◆ **DO THIS**: Count how many lines contain the word "GOVERNANCE". Please give only the number.

◆ **DATA**:

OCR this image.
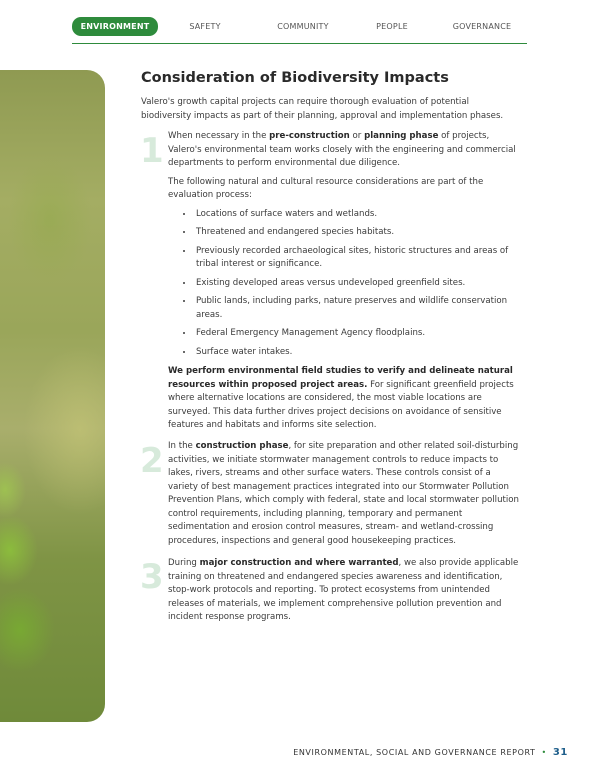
ENVIRONMENT	SAFETY	COMMUNITY	PEOPLE	GOVERNANCE
Consideration of Biodiversity Impacts
Valero's growth capital projects can require thorough evaluation of potential biodiversity impacts as part of their planning, approval and implementation phases.
1 When necessary in the pre-construction or planning phase of projects, Valero's environmental team works closely with the engineering and commercial departments to perform environmental due diligence.

The following natural and cultural resource considerations are part of the evaluation process:

• Locations of surface waters and wetlands.
• Threatened and endangered species habitats.
• Previously recorded archaeological sites, historic structures and areas of tribal interest or significance.
• Existing developed areas versus undeveloped greenfield sites.
• Public lands, including parks, nature preserves and wildlife conservation areas.
• Federal Emergency Management Agency floodplains.
• Surface water intakes.

We perform environmental field studies to verify and delineate natural resources within proposed project areas. For significant greenfield projects where alternative locations are considered, the most viable locations are surveyed. This data further drives project decisions on avoidance of sensitive features and habitats and informs site selection.

2 In the construction phase, for site preparation and other related soil-disturbing activities, we initiate stormwater management controls to reduce impacts to lakes, rivers, streams and other surface waters. These controls consist of a variety of best management practices integrated into our Stormwater Pollution Prevention Plans, which comply with federal, state and local stormwater pollution control requirements, including planning, temporary and permanent sedimentation and erosion control measures, stream- and wetland-crossing procedures, inspections and general good housekeeping practices.

3 During major construction and where warranted, we also provide applicable training on threatened and endangered species awareness and identification, stop-work protocols and reporting. To protect ecosystems from unintended releases of materials, we implement comprehensive pollution prevention and incident response programs.

ENVIRONMENTAL, SOCIAL AND GOVERNANCE REPORT • 31
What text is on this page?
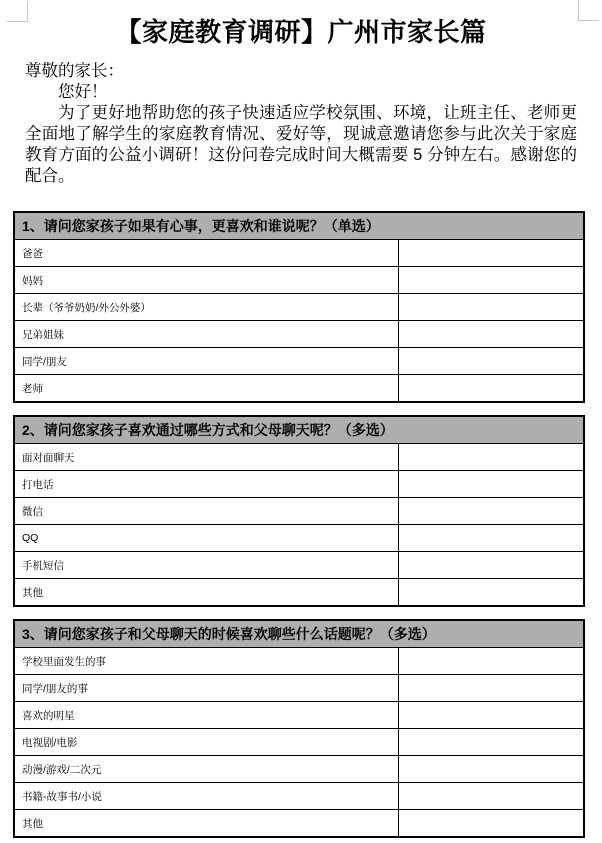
【家庭教育调研】广州市家长篇

尊敬的家长：

您好！

为了更好地帮助您的孩子快速适应学校氛围、环境，让班主任、老师更全面地了解学生的家庭教育情况、爱好等，现诚意邀请您参与此次关于家庭教育方面的公益小调研！这份问卷完成时间大概需要 5 分钟左右。感谢您的配合。

1、请问您家孩子如果有心事，更喜欢和谁说呢？（单选）	
爸爸	
妈妈	
长辈（爷爷奶奶/外公外婆）	
兄弟姐妹	
同学/朋友	
老师	
2、请问您家孩子喜欢通过哪些方式和父母聊天呢？（多选）	
面对面聊天	
打电话	
微信	
QQ	
手机短信	
其他	
3、请问您家孩子和父母聊天的时候喜欢聊些什么话题呢？（多选）	
学校里面发生的事	
同学/朋友的事	
喜欢的明星	
电视剧/电影	
动漫/游戏/二次元	
书籍-故事书/小说	
其他	
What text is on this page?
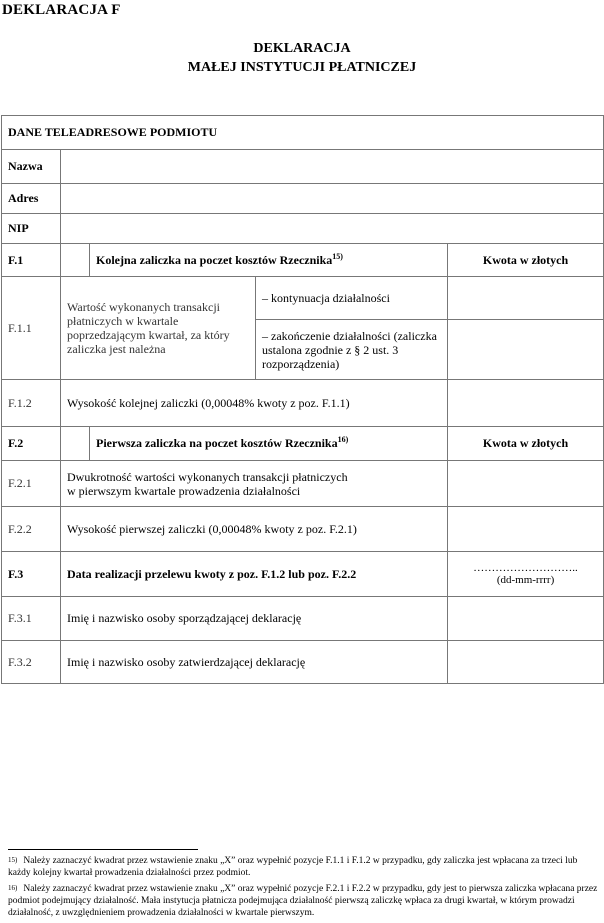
DEKLARACJA F
DEKLARACJA
MAŁEJ INSTYTUCJI PŁATNICZEJ
DANE TELEADRESOWE PODMIOTU				
Nazwa				
Adres				
NIP				
F.1		Kolejna zaliczka na poczet kosztów Rzecznika$^{15)}$		Kwota w złotych
F.1.1	Wartość wykonanych transakcji płatniczych w kwartale poprzedzającym kwartał, za który zaliczka jest należna		– kontynuacja działalności	
			– zakończenie działalności (zaliczka ustalona zgodnie z § 2 ust. 3 rozporządzenia)	
F.1.2	Wysokość kolejnej zaliczki (0,00048% kwoty z poz. F.1.1)			
F.2		Pierwsza zaliczka na poczet kosztów Rzecznika$^{16)}$		Kwota w złotych
F.2.1	Dwukrotność wartości wykonanych transakcji płatniczych
w pierwszym kwartale prowadzenia działalności			
F.2.2	Wysokość pierwszej zaliczki (0,00048% kwoty z poz. F.2.1)			
F.3	Data realizacji przelewu kwoty z poz. F.1.2 lub poz. F.2.2			………………………..
(dd-mm-rrrr)

F.3.1	Imię i nazwisko osoby sporządzającej deklarację			
F.3.2	Imię i nazwisko osoby zatwierdzającej deklarację			
$^{15)}$ Należy zaznaczyć kwadrat przez wstawienie znaku „X” oraz wypełnić pozycje F.1.1 i F.1.2 w przypadku, gdy zaliczka jest wpłacana za trzeci lub każdy kolejny kwartał prowadzenia działalności przez podmiot.
$^{16)}$ Należy zaznaczyć kwadrat przez wstawienie znaku „X” oraz wypełnić pozycje F.2.1 i F.2.2 w przypadku, gdy jest to pierwsza zaliczka wpłacana przez podmiot podejmujący działalność. Mała instytucja płatnicza podejmująca działalność pierwszą zaliczkę wpłaca za drugi kwartał, w którym prowadzi działalność, z uwzględnieniem prowadzenia działalności w kwartale pierwszym.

◆ **RESPONSE TO THIS TASK**: 2